--- Begin Working data ---
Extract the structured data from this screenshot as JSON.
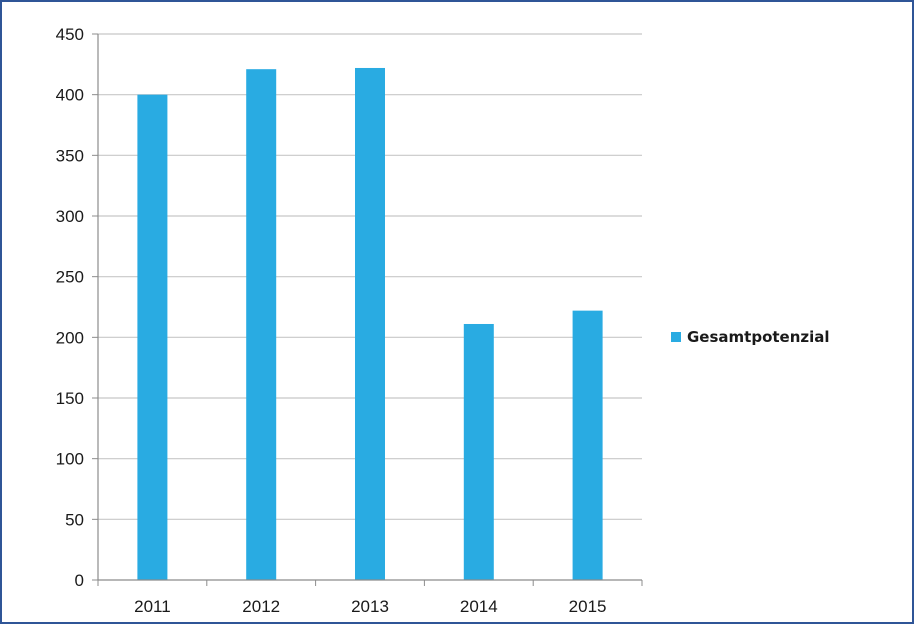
{
  "chart_data": {
    "type": "bar",
    "title": "",
    "xlabel": "",
    "ylabel": "",
    "categories": [
      "2011",
      "2012",
      "2013",
      "2014",
      "2015"
    ],
    "series": [
      {
        "name": "Gesamtpotenzial",
        "values": [
          400,
          421,
          422,
          211,
          222
        ]
      }
    ],
    "ylim": [
      0,
      450
    ],
    "yticks": [
      "0",
      "50",
      "100",
      "150",
      "200",
      "250",
      "300",
      "350",
      "400",
      "450"
    ],
    "grid": true,
    "legend_position": "right",
    "bar_color": "#29abe2",
    "grid_color": "#c8c8c8",
    "axis_color": "#8c8c8c",
    "border_color": "#2f5597"
  }
}
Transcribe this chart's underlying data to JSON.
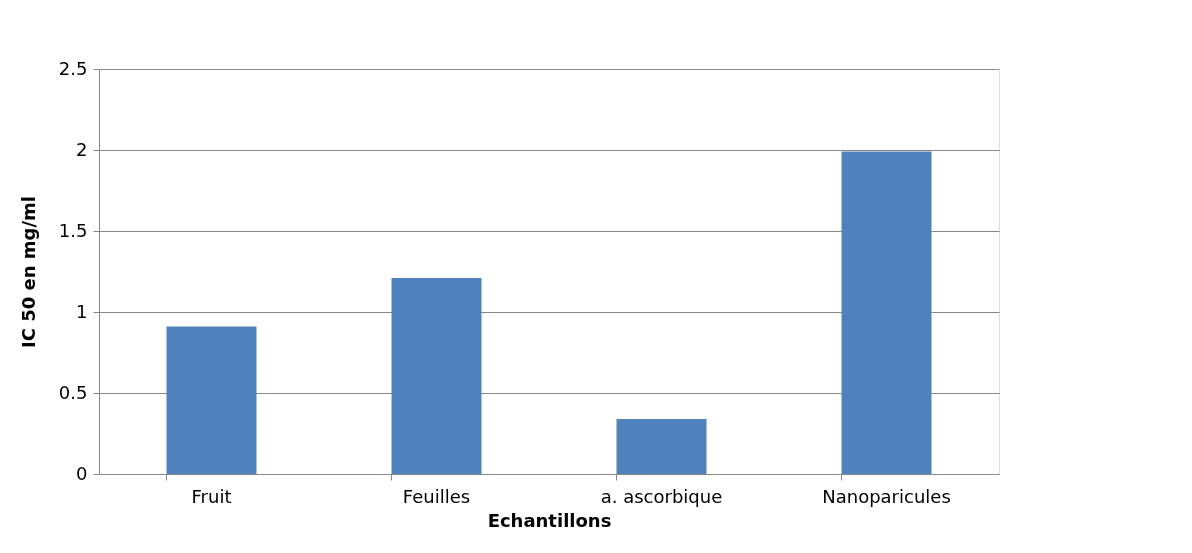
{
  "chart_data": {
    "type": "bar",
    "xlabel": "Echantillons",
    "ylabel": "IC 50 en mg/ml",
    "categories": [
      "Fruit",
      "Feuilles",
      "a. ascorbique",
      "Nanoparicules"
    ],
    "values": [
      0.91,
      1.21,
      0.34,
      1.99
    ],
    "color": "#4f81bd",
    "ylim": [
      0,
      2.5
    ],
    "yticks": [
      0,
      0.5,
      1,
      1.5,
      2,
      2.5
    ],
    "grid": "y"
  }
}
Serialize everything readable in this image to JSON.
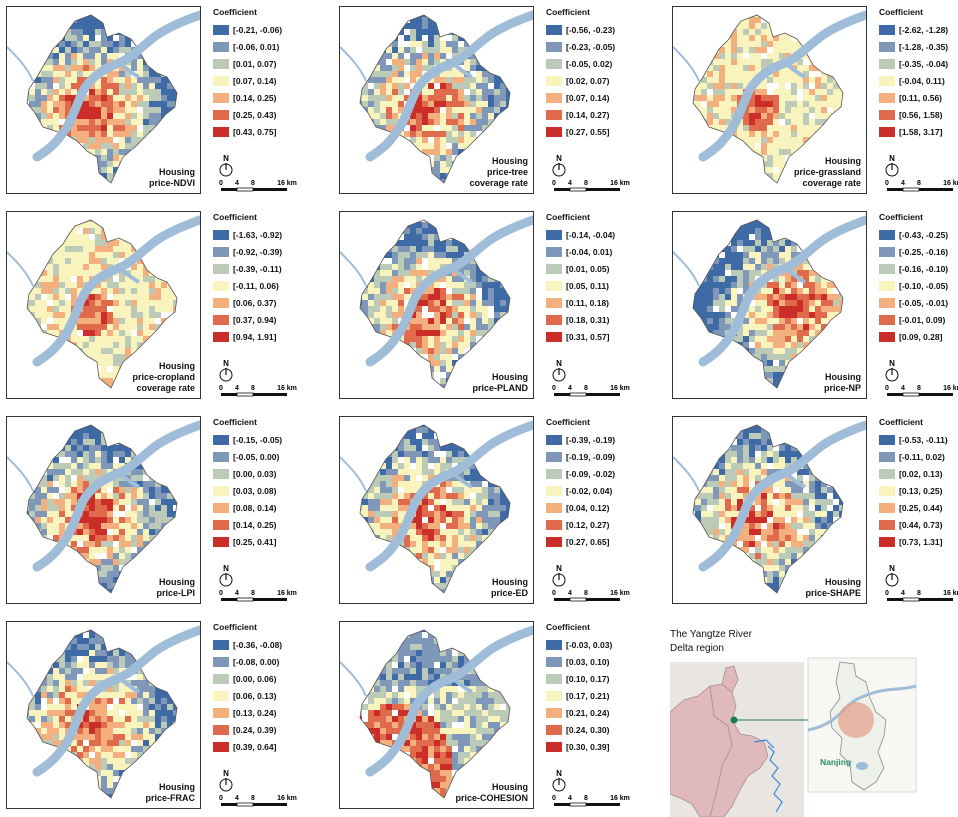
{
  "legend_title": "Coefficient",
  "north_label": "N",
  "scale": {
    "zero": "0",
    "four": "4",
    "eight": "8",
    "sixteen": "16 km"
  },
  "colors": [
    "#3e6aa6",
    "#7f98ba",
    "#bccab8",
    "#f9f3bd",
    "#f3b07e",
    "#e06a4c",
    "#cb2d29"
  ],
  "water_color": "#9fbcd8",
  "panels": [
    {
      "label": [
        "Housing",
        "price-NDVI"
      ],
      "ranges": [
        "[-0.21, -0.06)",
        "[-0.06, 0.01)",
        "[0.01, 0.07)",
        "[0.07, 0.14)",
        "[0.14, 0.25)",
        "[0.25, 0.43)",
        "[0.43, 0.75]"
      ]
    },
    {
      "label": [
        "Housing",
        "price-tree",
        "coverage rate"
      ],
      "ranges": [
        "[-0.56, -0.23)",
        "[-0.23, -0.05)",
        "[-0.05, 0.02)",
        "[0.02, 0.07)",
        "[0.07, 0.14)",
        "[0.14, 0.27)",
        "[0.27, 0.55]"
      ]
    },
    {
      "label": [
        "Housing",
        "price-grassland",
        "coverage rate"
      ],
      "ranges": [
        "[-2.62, -1.28)",
        "[-1.28, -0.35)",
        "[-0.35, -0.04)",
        "[-0.04, 0.11)",
        "[0.11, 0.56)",
        "[0.56, 1.58)",
        "[1.58, 3.17]"
      ]
    },
    {
      "label": [
        "Housing",
        "price-cropland",
        "coverage rate"
      ],
      "ranges": [
        "[-1.63, -0.92)",
        "[-0.92, -0.39)",
        "[-0.39, -0.11)",
        "[-0.11, 0.06)",
        "[0.06, 0.37)",
        "[0.37, 0.94)",
        "[0.94, 1.91]"
      ]
    },
    {
      "label": [
        "Housing",
        "price-PLAND"
      ],
      "ranges": [
        "[-0.14, -0.04)",
        "[-0.04, 0.01)",
        "[0.01, 0.05)",
        "[0.05, 0.11)",
        "[0.11, 0.18)",
        "[0.18, 0.31)",
        "[0.31, 0.57]"
      ]
    },
    {
      "label": [
        "Housing",
        "price-NP"
      ],
      "ranges": [
        "[-0.43, -0.25)",
        "[-0.25, -0.16)",
        "[-0.16, -0.10)",
        "[-0.10, -0.05)",
        "[-0.05, -0.01)",
        "[-0.01, 0.09)",
        "[0.09, 0.28]"
      ]
    },
    {
      "label": [
        "Housing",
        "price-LPI"
      ],
      "ranges": [
        "[-0.15, -0.05)",
        "[-0.05, 0.00)",
        "[0.00, 0.03)",
        "[0.03, 0.08)",
        "[0.08, 0.14)",
        "[0.14, 0.25)",
        "[0.25, 0.41]"
      ]
    },
    {
      "label": [
        "Housing",
        "price-ED"
      ],
      "ranges": [
        "[-0.39, -0.19)",
        "[-0.19, -0.09)",
        "[-0.09, -0.02)",
        "[-0.02, 0.04)",
        "[0.04, 0.12)",
        "[0.12, 0.27)",
        "[0.27, 0.65]"
      ]
    },
    {
      "label": [
        "Housing",
        "price-SHAPE"
      ],
      "ranges": [
        "[-0.53, -0.11)",
        "[-0.11, 0.02)",
        "[0.02, 0.13)",
        "[0.13, 0.25)",
        "[0.25, 0.44)",
        "[0.44, 0.73)",
        "[0.73, 1.31]"
      ]
    },
    {
      "label": [
        "Housing",
        "price-FRAC"
      ],
      "ranges": [
        "[-0.36, -0.08)",
        "[-0.08, 0.00)",
        "[0.00, 0.06)",
        "[0.06, 0.13)",
        "[0.13, 0.24)",
        "[0.24, 0.39)",
        "[0.39, 0.64]"
      ]
    },
    {
      "label": [
        "Housing",
        "price-COHESION"
      ],
      "ranges": [
        "[-0.03, 0.03)",
        "[0.03, 0.10)",
        "[0.10, 0.17)",
        "[0.17, 0.21)",
        "[0.21, 0.24)",
        "[0.24, 0.30)",
        "[0.30, 0.39]"
      ]
    }
  ],
  "inset": {
    "title": [
      "The Yangtze River",
      "Delta region"
    ],
    "city_label": "Nanjing"
  }
}
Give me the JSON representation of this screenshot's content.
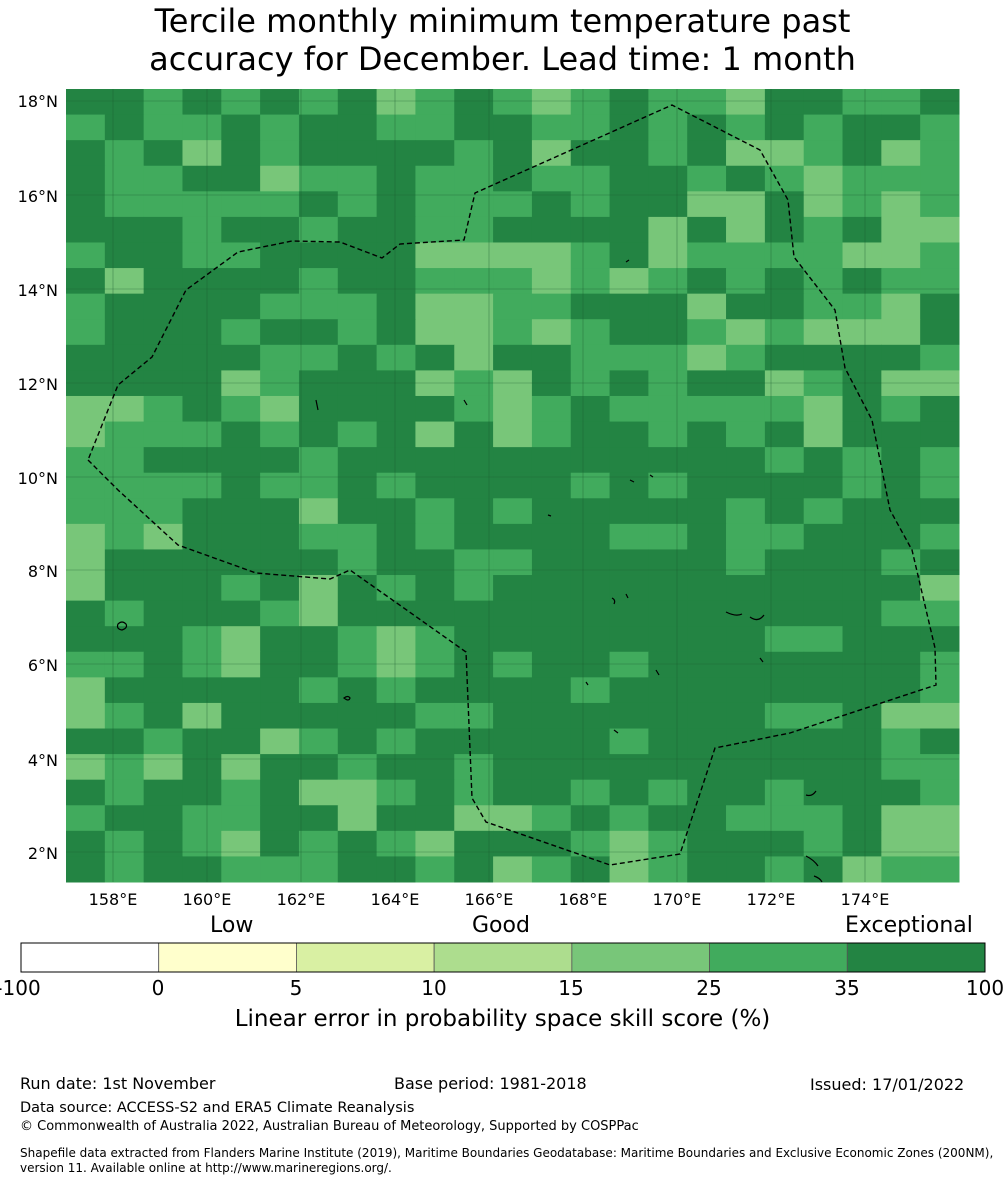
{
  "title_line1": "Tercile monthly minimum temperature past",
  "title_line2": "accuracy for December. Lead time: 1 month",
  "map": {
    "lat_labels": [
      "18°N",
      "16°N",
      "14°N",
      "12°N",
      "10°N",
      "8°N",
      "6°N",
      "4°N",
      "2°N"
    ],
    "lon_labels": [
      "158°E",
      "160°E",
      "162°E",
      "164°E",
      "166°E",
      "168°E",
      "170°E",
      "172°E",
      "174°E"
    ]
  },
  "legend": {
    "categories": {
      "low": "Low",
      "good": "Good",
      "exceptional": "Exceptional"
    },
    "ticks": [
      "-100",
      "0",
      "5",
      "10",
      "15",
      "25",
      "35",
      "100"
    ],
    "colors": [
      "#ffffff",
      "#ffffcc",
      "#d9f0a3",
      "#addd8e",
      "#78c679",
      "#41ab5d",
      "#238443"
    ],
    "title": "Linear error in probability space skill score (%)"
  },
  "footer": {
    "run_date": "Run date: 1st November",
    "base_period": "Base period: 1981-2018",
    "issued": "Issued: 17/01/2022",
    "data_source": "Data source: ACCESS-S2 and ERA5 Climate Reanalysis",
    "copyright": "© Commonwealth of Australia 2022, Australian Bureau of Meteorology, Supported by COSPPac",
    "shapefile_line1": "Shapefile data extracted from Flanders Marine Institute (2019), Maritime Boundaries Geodatabase: Maritime Boundaries and Exclusive Economic Zones (200NM),",
    "shapefile_line2": "version 11. Available online at http://www.marineregions.org/."
  }
}
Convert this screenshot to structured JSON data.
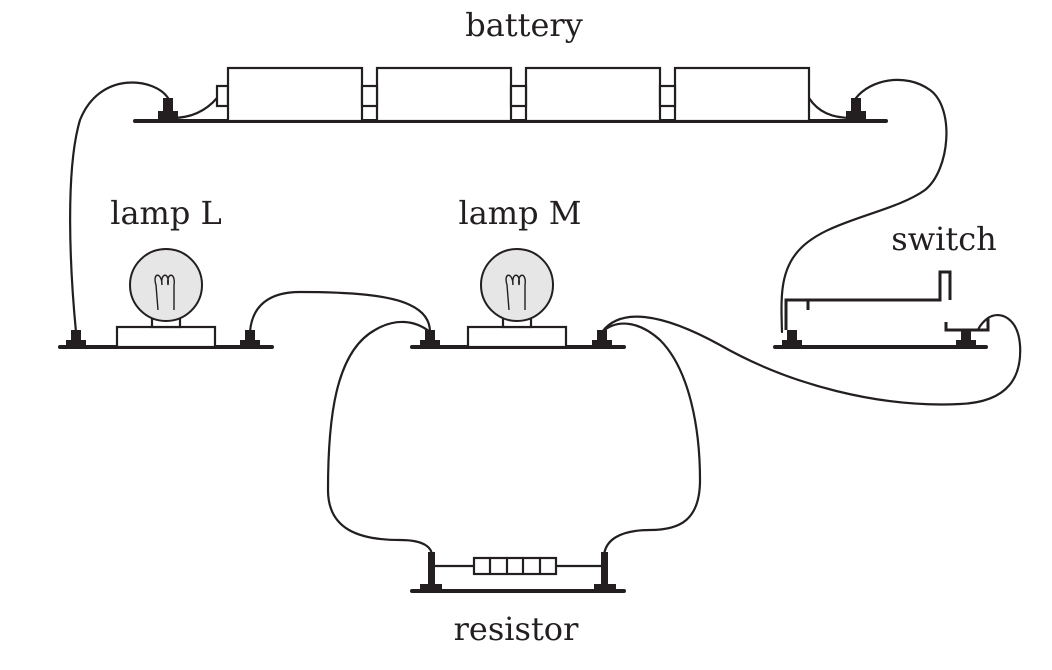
{
  "labels": {
    "battery": "battery",
    "lamp_l": "lamp L",
    "lamp_m": "lamp M",
    "switch": "switch",
    "resistor": "resistor"
  },
  "colors": {
    "ink": "#231f20",
    "bulb_glass": "#e6e6e6",
    "background": "#ffffff"
  }
}
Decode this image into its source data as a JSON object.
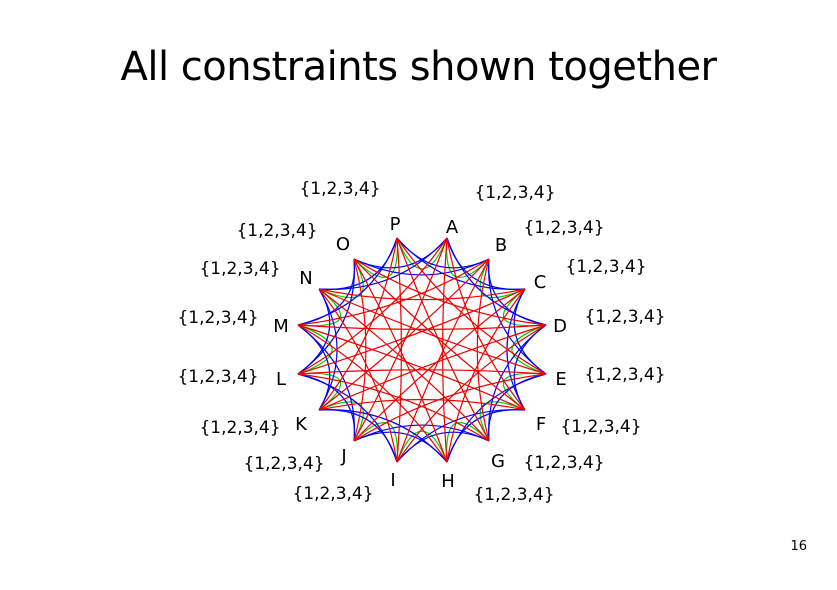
{
  "slide": {
    "title": "All constraints shown together",
    "page_number": "16"
  },
  "graph": {
    "nodes": [
      {
        "id": "A",
        "domain": "{1,2,3,4}"
      },
      {
        "id": "B",
        "domain": "{1,2,3,4}"
      },
      {
        "id": "C",
        "domain": "{1,2,3,4}"
      },
      {
        "id": "D",
        "domain": "{1,2,3,4}"
      },
      {
        "id": "E",
        "domain": "{1,2,3,4}"
      },
      {
        "id": "F",
        "domain": "{1,2,3,4}"
      },
      {
        "id": "G",
        "domain": "{1,2,3,4}"
      },
      {
        "id": "H",
        "domain": "{1,2,3,4}"
      },
      {
        "id": "I",
        "domain": "{1,2,3,4}"
      },
      {
        "id": "J",
        "domain": "{1,2,3,4}"
      },
      {
        "id": "K",
        "domain": "{1,2,3,4}"
      },
      {
        "id": "L",
        "domain": "{1,2,3,4}"
      },
      {
        "id": "M",
        "domain": "{1,2,3,4}"
      },
      {
        "id": "N",
        "domain": "{1,2,3,4}"
      },
      {
        "id": "O",
        "domain": "{1,2,3,4}"
      },
      {
        "id": "P",
        "domain": "{1,2,3,4}"
      }
    ],
    "edge_groups": [
      {
        "color": "#00cc00",
        "skip": 1
      },
      {
        "color": "#0000ee",
        "skip": 2
      },
      {
        "color": "#0000ee",
        "skip": 3
      },
      {
        "color": "#ee0000",
        "skip": 5
      },
      {
        "color": "#ee0000",
        "skip": 7
      }
    ]
  }
}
--- End Working data ---
▸ **Work required**:
Return each line that includes "from".

▸ **Solution**:
Extract the structured data from this screenshot as JSON.
    "shapefile_line1": "Shapefile data extracted from Flanders Marine Institute (2019), Maritime Boundaries Geodatabase: Maritime Boundaries and Exclusive Economic Zones (200NM),",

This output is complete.